■ **What is needed**
Write out each line word for word. Drop pictures.
*** Entries supplied ***
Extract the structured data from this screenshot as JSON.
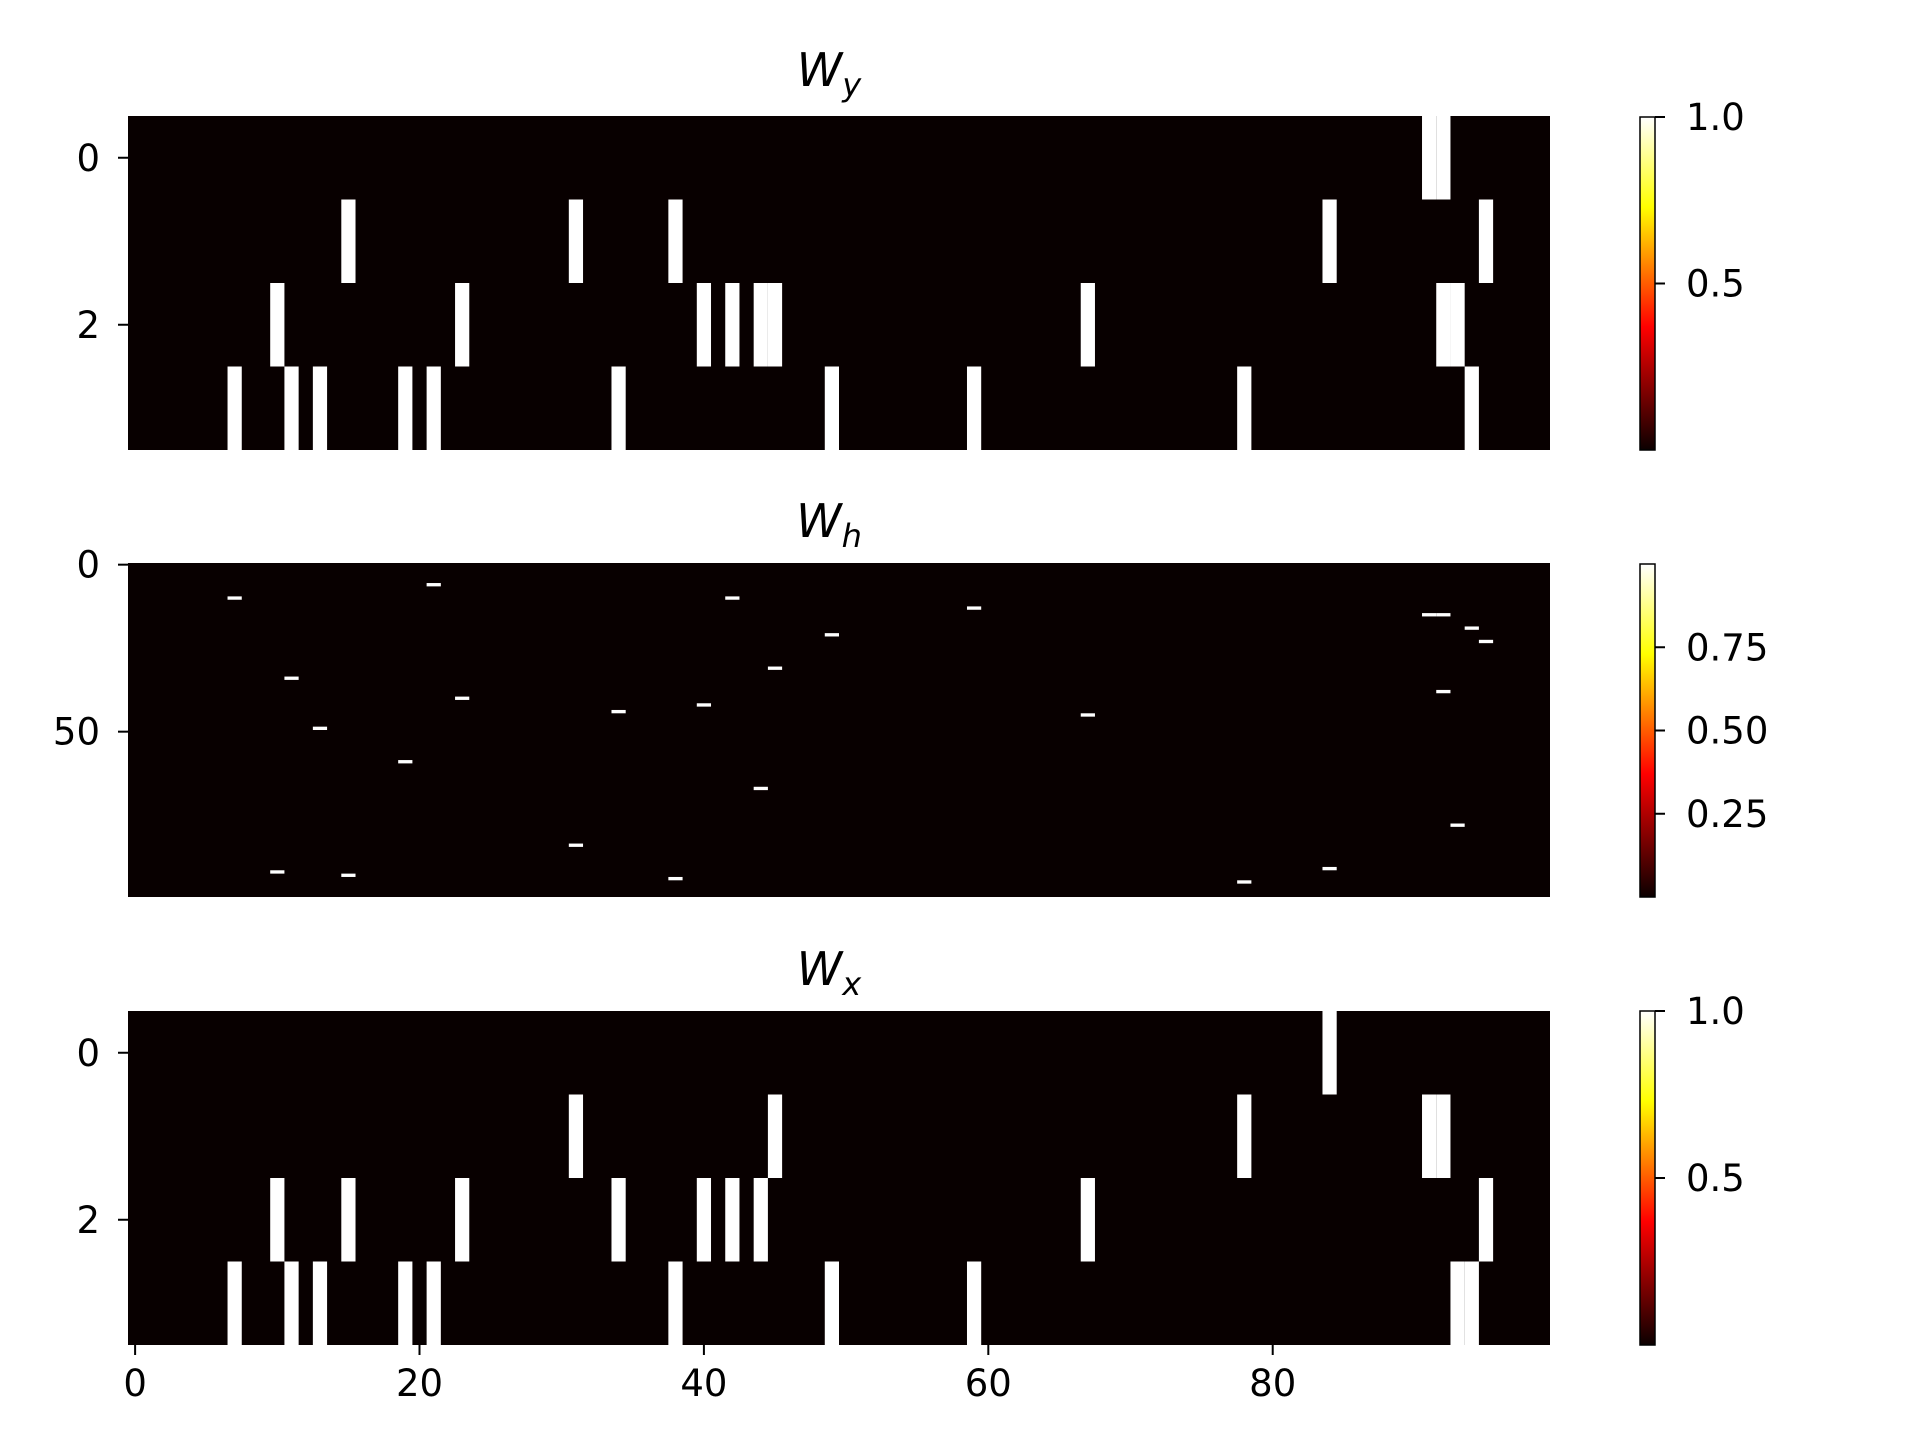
{
  "chart_data": [
    {
      "type": "heatmap",
      "title": "W",
      "title_sub": "y",
      "rows": 4,
      "cols": 100,
      "colormap": "hot",
      "ylim": [
        3.5,
        -0.5
      ],
      "xlim": [
        -0.5,
        99.5
      ],
      "yticks": [
        0,
        2
      ],
      "xticks": [],
      "colorbar_ticks": [
        "0.5",
        "1.0"
      ],
      "colorbar_range": [
        0.0,
        1.0
      ],
      "nonzero": [
        {
          "row": 0,
          "col": 91,
          "value": 1.0
        },
        {
          "row": 0,
          "col": 92,
          "value": 1.0
        },
        {
          "row": 1,
          "col": 15,
          "value": 1.0
        },
        {
          "row": 1,
          "col": 31,
          "value": 1.0
        },
        {
          "row": 1,
          "col": 38,
          "value": 1.0
        },
        {
          "row": 1,
          "col": 84,
          "value": 1.0
        },
        {
          "row": 1,
          "col": 95,
          "value": 1.0
        },
        {
          "row": 2,
          "col": 10,
          "value": 1.0
        },
        {
          "row": 2,
          "col": 23,
          "value": 1.0
        },
        {
          "row": 2,
          "col": 40,
          "value": 1.0
        },
        {
          "row": 2,
          "col": 42,
          "value": 1.0
        },
        {
          "row": 2,
          "col": 44,
          "value": 1.0
        },
        {
          "row": 2,
          "col": 45,
          "value": 1.0
        },
        {
          "row": 2,
          "col": 67,
          "value": 1.0
        },
        {
          "row": 2,
          "col": 92,
          "value": 1.0
        },
        {
          "row": 2,
          "col": 93,
          "value": 1.0
        },
        {
          "row": 3,
          "col": 7,
          "value": 1.0
        },
        {
          "row": 3,
          "col": 11,
          "value": 1.0
        },
        {
          "row": 3,
          "col": 13,
          "value": 1.0
        },
        {
          "row": 3,
          "col": 19,
          "value": 1.0
        },
        {
          "row": 3,
          "col": 21,
          "value": 1.0
        },
        {
          "row": 3,
          "col": 34,
          "value": 1.0
        },
        {
          "row": 3,
          "col": 49,
          "value": 1.0
        },
        {
          "row": 3,
          "col": 59,
          "value": 1.0
        },
        {
          "row": 3,
          "col": 78,
          "value": 1.0
        },
        {
          "row": 3,
          "col": 94,
          "value": 1.0
        }
      ]
    },
    {
      "type": "heatmap",
      "title": "W",
      "title_sub": "h",
      "rows": 100,
      "cols": 100,
      "colormap": "hot",
      "ylim": [
        99.5,
        -0.5
      ],
      "xlim": [
        -0.5,
        99.5
      ],
      "yticks": [
        0,
        50
      ],
      "xticks": [],
      "colorbar_ticks": [
        "0.25",
        "0.50",
        "0.75"
      ],
      "colorbar_range": [
        0.0,
        1.0
      ],
      "nonzero": [
        {
          "row": 6,
          "col": 21,
          "value": 1.0
        },
        {
          "row": 10,
          "col": 7,
          "value": 1.0
        },
        {
          "row": 10,
          "col": 42,
          "value": 1.0
        },
        {
          "row": 13,
          "col": 59,
          "value": 1.0
        },
        {
          "row": 15,
          "col": 91,
          "value": 1.0
        },
        {
          "row": 15,
          "col": 92,
          "value": 1.0
        },
        {
          "row": 19,
          "col": 94,
          "value": 1.0
        },
        {
          "row": 21,
          "col": 49,
          "value": 1.0
        },
        {
          "row": 23,
          "col": 95,
          "value": 1.0
        },
        {
          "row": 31,
          "col": 45,
          "value": 1.0
        },
        {
          "row": 34,
          "col": 11,
          "value": 1.0
        },
        {
          "row": 38,
          "col": 92,
          "value": 1.0
        },
        {
          "row": 40,
          "col": 23,
          "value": 1.0
        },
        {
          "row": 42,
          "col": 40,
          "value": 1.0
        },
        {
          "row": 44,
          "col": 34,
          "value": 1.0
        },
        {
          "row": 45,
          "col": 67,
          "value": 1.0
        },
        {
          "row": 49,
          "col": 13,
          "value": 1.0
        },
        {
          "row": 59,
          "col": 19,
          "value": 1.0
        },
        {
          "row": 67,
          "col": 44,
          "value": 1.0
        },
        {
          "row": 78,
          "col": 93,
          "value": 1.0
        },
        {
          "row": 84,
          "col": 31,
          "value": 1.0
        },
        {
          "row": 91,
          "col": 84,
          "value": 1.0
        },
        {
          "row": 92,
          "col": 10,
          "value": 1.0
        },
        {
          "row": 93,
          "col": 15,
          "value": 1.0
        },
        {
          "row": 94,
          "col": 38,
          "value": 1.0
        },
        {
          "row": 95,
          "col": 78,
          "value": 1.0
        }
      ]
    },
    {
      "type": "heatmap",
      "title": "W",
      "title_sub": "x",
      "rows": 4,
      "cols": 100,
      "colormap": "hot",
      "ylim": [
        3.5,
        -0.5
      ],
      "xlim": [
        -0.5,
        99.5
      ],
      "yticks": [
        0,
        2
      ],
      "xticks": [
        0,
        20,
        40,
        60,
        80
      ],
      "colorbar_ticks": [
        "0.5",
        "1.0"
      ],
      "colorbar_range": [
        0.0,
        1.0
      ],
      "nonzero": [
        {
          "row": 0,
          "col": 84,
          "value": 1.0
        },
        {
          "row": 1,
          "col": 31,
          "value": 1.0
        },
        {
          "row": 1,
          "col": 45,
          "value": 1.0
        },
        {
          "row": 1,
          "col": 78,
          "value": 1.0
        },
        {
          "row": 1,
          "col": 91,
          "value": 1.0
        },
        {
          "row": 1,
          "col": 92,
          "value": 1.0
        },
        {
          "row": 2,
          "col": 10,
          "value": 1.0
        },
        {
          "row": 2,
          "col": 15,
          "value": 1.0
        },
        {
          "row": 2,
          "col": 23,
          "value": 1.0
        },
        {
          "row": 2,
          "col": 34,
          "value": 1.0
        },
        {
          "row": 2,
          "col": 40,
          "value": 1.0
        },
        {
          "row": 2,
          "col": 42,
          "value": 1.0
        },
        {
          "row": 2,
          "col": 44,
          "value": 1.0
        },
        {
          "row": 2,
          "col": 67,
          "value": 1.0
        },
        {
          "row": 2,
          "col": 95,
          "value": 1.0
        },
        {
          "row": 3,
          "col": 7,
          "value": 1.0
        },
        {
          "row": 3,
          "col": 11,
          "value": 1.0
        },
        {
          "row": 3,
          "col": 13,
          "value": 1.0
        },
        {
          "row": 3,
          "col": 19,
          "value": 1.0
        },
        {
          "row": 3,
          "col": 21,
          "value": 1.0
        },
        {
          "row": 3,
          "col": 38,
          "value": 1.0
        },
        {
          "row": 3,
          "col": 49,
          "value": 1.0
        },
        {
          "row": 3,
          "col": 59,
          "value": 1.0
        },
        {
          "row": 3,
          "col": 93,
          "value": 1.0
        },
        {
          "row": 3,
          "col": 94,
          "value": 1.0
        }
      ]
    }
  ],
  "colors": {
    "background": "#080000",
    "cell_on": "#ffffff",
    "colormap_stops": [
      "#0b0000",
      "#ff0000",
      "#ffff00",
      "#ffffff"
    ]
  }
}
***
■ **Task output**
Extract the structured data from this screenshot as JSON.
{
  "chart_data": [
    {
      "type": "heatmap",
      "title": "W",
      "title_sub": "y",
      "rows": 4,
      "cols": 100,
      "colormap": "hot",
      "ylim": [
        3.5,
        -0.5
      ],
      "xlim": [
        -0.5,
        99.5
      ],
      "yticks": [
        0,
        2
      ],
      "xticks": [],
      "colorbar_ticks": [
        "0.5",
        "1.0"
      ],
      "colorbar_range": [
        0.0,
        1.0
      ],
      "nonzero": [
        {
          "row": 0,
          "col": 91,
          "value": 1.0
        },
        {
          "row": 0,
          "col": 92,
          "value": 1.0
        },
        {
          "row": 1,
          "col": 15,
          "value": 1.0
        },
        {
          "row": 1,
          "col": 31,
          "value": 1.0
        },
        {
          "row": 1,
          "col": 38,
          "value": 1.0
        },
        {
          "row": 1,
          "col": 84,
          "value": 1.0
        },
        {
          "row": 1,
          "col": 95,
          "value": 1.0
        },
        {
          "row": 2,
          "col": 10,
          "value": 1.0
        },
        {
          "row": 2,
          "col": 23,
          "value": 1.0
        },
        {
          "row": 2,
          "col": 40,
          "value": 1.0
        },
        {
          "row": 2,
          "col": 42,
          "value": 1.0
        },
        {
          "row": 2,
          "col": 44,
          "value": 1.0
        },
        {
          "row": 2,
          "col": 45,
          "value": 1.0
        },
        {
          "row": 2,
          "col": 67,
          "value": 1.0
        },
        {
          "row": 2,
          "col": 92,
          "value": 1.0
        },
        {
          "row": 2,
          "col": 93,
          "value": 1.0
        },
        {
          "row": 3,
          "col": 7,
          "value": 1.0
        },
        {
          "row": 3,
          "col": 11,
          "value": 1.0
        },
        {
          "row": 3,
          "col": 13,
          "value": 1.0
        },
        {
          "row": 3,
          "col": 19,
          "value": 1.0
        },
        {
          "row": 3,
          "col": 21,
          "value": 1.0
        },
        {
          "row": 3,
          "col": 34,
          "value": 1.0
        },
        {
          "row": 3,
          "col": 49,
          "value": 1.0
        },
        {
          "row": 3,
          "col": 59,
          "value": 1.0
        },
        {
          "row": 3,
          "col": 78,
          "value": 1.0
        },
        {
          "row": 3,
          "col": 94,
          "value": 1.0
        }
      ]
    },
    {
      "type": "heatmap",
      "title": "W",
      "title_sub": "h",
      "rows": 100,
      "cols": 100,
      "colormap": "hot",
      "ylim": [
        99.5,
        -0.5
      ],
      "xlim": [
        -0.5,
        99.5
      ],
      "yticks": [
        0,
        50
      ],
      "xticks": [],
      "colorbar_ticks": [
        "0.25",
        "0.50",
        "0.75"
      ],
      "colorbar_range": [
        0.0,
        1.0
      ],
      "nonzero": [
        {
          "row": 6,
          "col": 21,
          "value": 1.0
        },
        {
          "row": 10,
          "col": 7,
          "value": 1.0
        },
        {
          "row": 10,
          "col": 42,
          "value": 1.0
        },
        {
          "row": 13,
          "col": 59,
          "value": 1.0
        },
        {
          "row": 15,
          "col": 91,
          "value": 1.0
        },
        {
          "row": 15,
          "col": 92,
          "value": 1.0
        },
        {
          "row": 19,
          "col": 94,
          "value": 1.0
        },
        {
          "row": 21,
          "col": 49,
          "value": 1.0
        },
        {
          "row": 23,
          "col": 95,
          "value": 1.0
        },
        {
          "row": 31,
          "col": 45,
          "value": 1.0
        },
        {
          "row": 34,
          "col": 11,
          "value": 1.0
        },
        {
          "row": 38,
          "col": 92,
          "value": 1.0
        },
        {
          "row": 40,
          "col": 23,
          "value": 1.0
        },
        {
          "row": 42,
          "col": 40,
          "value": 1.0
        },
        {
          "row": 44,
          "col": 34,
          "value": 1.0
        },
        {
          "row": 45,
          "col": 67,
          "value": 1.0
        },
        {
          "row": 49,
          "col": 13,
          "value": 1.0
        },
        {
          "row": 59,
          "col": 19,
          "value": 1.0
        },
        {
          "row": 67,
          "col": 44,
          "value": 1.0
        },
        {
          "row": 78,
          "col": 93,
          "value": 1.0
        },
        {
          "row": 84,
          "col": 31,
          "value": 1.0
        },
        {
          "row": 91,
          "col": 84,
          "value": 1.0
        },
        {
          "row": 92,
          "col": 10,
          "value": 1.0
        },
        {
          "row": 93,
          "col": 15,
          "value": 1.0
        },
        {
          "row": 94,
          "col": 38,
          "value": 1.0
        },
        {
          "row": 95,
          "col": 78,
          "value": 1.0
        }
      ]
    },
    {
      "type": "heatmap",
      "title": "W",
      "title_sub": "x",
      "rows": 4,
      "cols": 100,
      "colormap": "hot",
      "ylim": [
        3.5,
        -0.5
      ],
      "xlim": [
        -0.5,
        99.5
      ],
      "yticks": [
        0,
        2
      ],
      "xticks": [
        0,
        20,
        40,
        60,
        80
      ],
      "colorbar_ticks": [
        "0.5",
        "1.0"
      ],
      "colorbar_range": [
        0.0,
        1.0
      ],
      "nonzero": [
        {
          "row": 0,
          "col": 84,
          "value": 1.0
        },
        {
          "row": 1,
          "col": 31,
          "value": 1.0
        },
        {
          "row": 1,
          "col": 45,
          "value": 1.0
        },
        {
          "row": 1,
          "col": 78,
          "value": 1.0
        },
        {
          "row": 1,
          "col": 91,
          "value": 1.0
        },
        {
          "row": 1,
          "col": 92,
          "value": 1.0
        },
        {
          "row": 2,
          "col": 10,
          "value": 1.0
        },
        {
          "row": 2,
          "col": 15,
          "value": 1.0
        },
        {
          "row": 2,
          "col": 23,
          "value": 1.0
        },
        {
          "row": 2,
          "col": 34,
          "value": 1.0
        },
        {
          "row": 2,
          "col": 40,
          "value": 1.0
        },
        {
          "row": 2,
          "col": 42,
          "value": 1.0
        },
        {
          "row": 2,
          "col": 44,
          "value": 1.0
        },
        {
          "row": 2,
          "col": 67,
          "value": 1.0
        },
        {
          "row": 2,
          "col": 95,
          "value": 1.0
        },
        {
          "row": 3,
          "col": 7,
          "value": 1.0
        },
        {
          "row": 3,
          "col": 11,
          "value": 1.0
        },
        {
          "row": 3,
          "col": 13,
          "value": 1.0
        },
        {
          "row": 3,
          "col": 19,
          "value": 1.0
        },
        {
          "row": 3,
          "col": 21,
          "value": 1.0
        },
        {
          "row": 3,
          "col": 38,
          "value": 1.0
        },
        {
          "row": 3,
          "col": 49,
          "value": 1.0
        },
        {
          "row": 3,
          "col": 59,
          "value": 1.0
        },
        {
          "row": 3,
          "col": 93,
          "value": 1.0
        },
        {
          "row": 3,
          "col": 94,
          "value": 1.0
        }
      ]
    }
  ],
  "colors": {
    "background": "#080000",
    "cell_on": "#ffffff",
    "colormap_stops": [
      "#0b0000",
      "#ff0000",
      "#ffff00",
      "#ffffff"
    ]
  }
}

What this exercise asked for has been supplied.